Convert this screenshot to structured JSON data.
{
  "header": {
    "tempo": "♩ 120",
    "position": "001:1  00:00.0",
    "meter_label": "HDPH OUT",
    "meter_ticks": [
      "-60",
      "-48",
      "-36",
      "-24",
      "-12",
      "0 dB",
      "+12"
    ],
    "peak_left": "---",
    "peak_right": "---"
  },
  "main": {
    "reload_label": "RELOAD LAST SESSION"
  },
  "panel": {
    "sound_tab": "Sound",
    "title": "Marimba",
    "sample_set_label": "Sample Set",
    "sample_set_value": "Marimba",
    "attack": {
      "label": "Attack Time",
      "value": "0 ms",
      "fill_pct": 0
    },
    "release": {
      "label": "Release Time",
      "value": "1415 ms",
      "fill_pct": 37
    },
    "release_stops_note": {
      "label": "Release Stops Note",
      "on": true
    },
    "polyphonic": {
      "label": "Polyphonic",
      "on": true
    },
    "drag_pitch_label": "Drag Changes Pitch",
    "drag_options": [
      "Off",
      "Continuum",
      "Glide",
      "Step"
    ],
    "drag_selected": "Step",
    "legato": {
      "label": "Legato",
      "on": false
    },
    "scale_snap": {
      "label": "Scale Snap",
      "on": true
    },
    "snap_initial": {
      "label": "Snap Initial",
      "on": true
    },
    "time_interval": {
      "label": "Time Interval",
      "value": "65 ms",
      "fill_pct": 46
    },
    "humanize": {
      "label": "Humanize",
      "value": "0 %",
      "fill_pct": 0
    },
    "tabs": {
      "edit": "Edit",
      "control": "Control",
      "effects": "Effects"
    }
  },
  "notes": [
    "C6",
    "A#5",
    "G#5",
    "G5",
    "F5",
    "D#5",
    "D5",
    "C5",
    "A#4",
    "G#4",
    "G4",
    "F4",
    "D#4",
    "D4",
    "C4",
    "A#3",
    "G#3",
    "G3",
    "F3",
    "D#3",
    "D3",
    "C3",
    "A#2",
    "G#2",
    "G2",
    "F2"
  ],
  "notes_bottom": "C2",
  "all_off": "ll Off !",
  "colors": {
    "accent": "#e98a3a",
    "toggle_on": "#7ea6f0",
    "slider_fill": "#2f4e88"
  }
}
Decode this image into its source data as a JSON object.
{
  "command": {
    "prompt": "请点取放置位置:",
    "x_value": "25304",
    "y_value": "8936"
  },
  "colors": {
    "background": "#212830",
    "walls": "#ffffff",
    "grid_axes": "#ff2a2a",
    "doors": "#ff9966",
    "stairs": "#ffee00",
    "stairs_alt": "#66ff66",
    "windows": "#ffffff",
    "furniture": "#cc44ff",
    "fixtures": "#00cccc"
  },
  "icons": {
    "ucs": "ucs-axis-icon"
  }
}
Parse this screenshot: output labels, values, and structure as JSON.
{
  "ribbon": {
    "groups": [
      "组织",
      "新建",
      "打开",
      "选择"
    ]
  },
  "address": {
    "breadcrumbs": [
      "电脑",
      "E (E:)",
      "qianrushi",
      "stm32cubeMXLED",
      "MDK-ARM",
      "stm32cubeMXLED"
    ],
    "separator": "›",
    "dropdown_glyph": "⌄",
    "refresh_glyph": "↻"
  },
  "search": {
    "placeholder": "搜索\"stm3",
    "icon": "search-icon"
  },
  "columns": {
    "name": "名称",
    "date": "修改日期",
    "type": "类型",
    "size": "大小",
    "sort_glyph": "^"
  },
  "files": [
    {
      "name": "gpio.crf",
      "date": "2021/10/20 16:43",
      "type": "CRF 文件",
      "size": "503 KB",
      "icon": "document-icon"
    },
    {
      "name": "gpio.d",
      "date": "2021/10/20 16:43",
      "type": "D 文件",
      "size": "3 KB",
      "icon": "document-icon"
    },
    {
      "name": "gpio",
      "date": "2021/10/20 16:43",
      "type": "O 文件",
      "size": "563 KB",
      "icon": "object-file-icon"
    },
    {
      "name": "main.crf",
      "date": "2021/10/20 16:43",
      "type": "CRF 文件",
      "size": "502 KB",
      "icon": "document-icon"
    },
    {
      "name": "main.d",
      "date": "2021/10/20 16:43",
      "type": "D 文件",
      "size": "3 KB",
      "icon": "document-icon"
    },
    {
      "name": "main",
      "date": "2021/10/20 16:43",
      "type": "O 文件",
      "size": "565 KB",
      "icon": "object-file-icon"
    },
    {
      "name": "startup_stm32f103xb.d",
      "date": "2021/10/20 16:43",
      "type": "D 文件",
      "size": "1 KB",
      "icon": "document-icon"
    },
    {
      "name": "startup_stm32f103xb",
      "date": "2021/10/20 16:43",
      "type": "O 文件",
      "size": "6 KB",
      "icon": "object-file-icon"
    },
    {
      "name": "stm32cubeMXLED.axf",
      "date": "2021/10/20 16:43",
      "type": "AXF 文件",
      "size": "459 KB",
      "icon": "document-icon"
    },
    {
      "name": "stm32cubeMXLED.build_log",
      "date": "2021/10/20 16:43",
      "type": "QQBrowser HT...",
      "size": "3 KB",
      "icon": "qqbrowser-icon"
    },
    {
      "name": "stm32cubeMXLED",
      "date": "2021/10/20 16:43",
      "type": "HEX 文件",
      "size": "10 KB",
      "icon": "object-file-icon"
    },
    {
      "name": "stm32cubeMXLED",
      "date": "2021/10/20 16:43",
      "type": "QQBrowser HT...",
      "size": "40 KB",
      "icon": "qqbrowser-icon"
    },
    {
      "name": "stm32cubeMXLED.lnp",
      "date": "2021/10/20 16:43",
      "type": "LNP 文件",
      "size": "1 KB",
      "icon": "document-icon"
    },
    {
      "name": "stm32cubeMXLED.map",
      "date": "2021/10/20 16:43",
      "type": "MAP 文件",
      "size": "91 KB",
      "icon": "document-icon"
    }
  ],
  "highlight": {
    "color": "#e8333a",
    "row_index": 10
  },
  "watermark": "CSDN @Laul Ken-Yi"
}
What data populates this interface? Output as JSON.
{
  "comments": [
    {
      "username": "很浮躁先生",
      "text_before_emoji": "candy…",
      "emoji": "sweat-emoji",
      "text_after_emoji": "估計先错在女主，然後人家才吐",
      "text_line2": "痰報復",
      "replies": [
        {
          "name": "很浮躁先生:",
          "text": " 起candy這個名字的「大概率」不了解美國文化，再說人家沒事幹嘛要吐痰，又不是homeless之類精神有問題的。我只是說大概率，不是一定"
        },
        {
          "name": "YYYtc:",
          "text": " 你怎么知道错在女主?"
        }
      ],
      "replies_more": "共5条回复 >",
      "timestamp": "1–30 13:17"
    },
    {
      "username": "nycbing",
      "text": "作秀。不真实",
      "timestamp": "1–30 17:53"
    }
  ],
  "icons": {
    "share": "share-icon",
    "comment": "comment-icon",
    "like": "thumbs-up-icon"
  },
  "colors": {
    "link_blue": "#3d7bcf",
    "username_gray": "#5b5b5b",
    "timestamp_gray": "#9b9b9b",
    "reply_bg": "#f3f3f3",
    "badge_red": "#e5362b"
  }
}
● ● ● ●
PROBLEM:
Give the number of lines above in which the word "JSON" occurs, with nothing else.

FINAL RESULT:
4